## The exercise
From the entries below, tally how many lines contain "donc" and report only that figure.

## Rows
★ ★ ★ ★

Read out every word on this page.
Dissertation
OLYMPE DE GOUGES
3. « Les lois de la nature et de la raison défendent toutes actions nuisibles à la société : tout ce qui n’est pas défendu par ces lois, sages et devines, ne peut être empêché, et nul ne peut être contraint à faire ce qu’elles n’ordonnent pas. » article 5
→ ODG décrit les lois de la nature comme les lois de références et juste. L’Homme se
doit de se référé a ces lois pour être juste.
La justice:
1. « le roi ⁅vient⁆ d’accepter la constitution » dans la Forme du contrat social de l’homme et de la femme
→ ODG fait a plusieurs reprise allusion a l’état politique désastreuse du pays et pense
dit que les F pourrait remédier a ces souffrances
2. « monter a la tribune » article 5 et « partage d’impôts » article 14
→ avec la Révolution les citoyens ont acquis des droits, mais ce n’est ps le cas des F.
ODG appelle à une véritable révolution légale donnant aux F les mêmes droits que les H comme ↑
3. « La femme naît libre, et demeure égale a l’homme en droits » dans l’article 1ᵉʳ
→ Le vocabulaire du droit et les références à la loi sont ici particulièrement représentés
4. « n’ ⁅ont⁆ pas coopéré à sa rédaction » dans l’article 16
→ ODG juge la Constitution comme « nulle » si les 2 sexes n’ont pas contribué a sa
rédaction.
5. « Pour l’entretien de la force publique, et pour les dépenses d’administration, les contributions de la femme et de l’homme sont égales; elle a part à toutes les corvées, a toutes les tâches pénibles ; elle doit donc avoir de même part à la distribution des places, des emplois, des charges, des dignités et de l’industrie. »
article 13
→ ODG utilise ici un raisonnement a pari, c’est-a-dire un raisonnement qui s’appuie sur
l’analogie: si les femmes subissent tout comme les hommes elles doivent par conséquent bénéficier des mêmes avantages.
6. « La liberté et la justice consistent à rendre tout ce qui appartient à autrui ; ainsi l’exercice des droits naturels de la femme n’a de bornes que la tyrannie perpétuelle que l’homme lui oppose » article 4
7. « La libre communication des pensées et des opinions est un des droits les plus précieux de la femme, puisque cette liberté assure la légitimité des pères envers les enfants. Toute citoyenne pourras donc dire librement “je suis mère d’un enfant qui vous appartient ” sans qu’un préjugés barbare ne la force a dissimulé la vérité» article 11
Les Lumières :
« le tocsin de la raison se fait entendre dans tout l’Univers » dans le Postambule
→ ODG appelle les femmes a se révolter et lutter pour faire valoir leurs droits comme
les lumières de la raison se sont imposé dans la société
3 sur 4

★ ★ ★ ★

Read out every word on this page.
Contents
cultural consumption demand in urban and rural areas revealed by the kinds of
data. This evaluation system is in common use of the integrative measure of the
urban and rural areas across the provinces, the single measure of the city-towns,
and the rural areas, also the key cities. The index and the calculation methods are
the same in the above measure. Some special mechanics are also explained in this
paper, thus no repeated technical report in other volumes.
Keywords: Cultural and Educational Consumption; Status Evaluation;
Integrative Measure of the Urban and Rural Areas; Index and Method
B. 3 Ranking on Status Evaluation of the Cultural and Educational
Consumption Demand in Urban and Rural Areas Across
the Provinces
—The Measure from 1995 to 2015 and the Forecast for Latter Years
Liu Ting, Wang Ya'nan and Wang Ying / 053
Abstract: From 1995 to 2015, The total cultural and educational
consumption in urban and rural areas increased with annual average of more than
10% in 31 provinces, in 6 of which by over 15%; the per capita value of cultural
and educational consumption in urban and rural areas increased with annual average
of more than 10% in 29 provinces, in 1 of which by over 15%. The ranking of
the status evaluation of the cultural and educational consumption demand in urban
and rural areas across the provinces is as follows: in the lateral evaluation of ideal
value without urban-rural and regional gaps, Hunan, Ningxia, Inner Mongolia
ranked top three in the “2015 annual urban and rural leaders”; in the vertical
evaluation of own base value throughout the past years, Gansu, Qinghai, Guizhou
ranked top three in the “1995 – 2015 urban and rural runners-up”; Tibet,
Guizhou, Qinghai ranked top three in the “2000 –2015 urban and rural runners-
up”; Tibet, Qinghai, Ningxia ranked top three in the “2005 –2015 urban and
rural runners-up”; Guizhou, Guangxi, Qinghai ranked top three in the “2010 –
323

★ ★ ★ ★

## Worked answer
2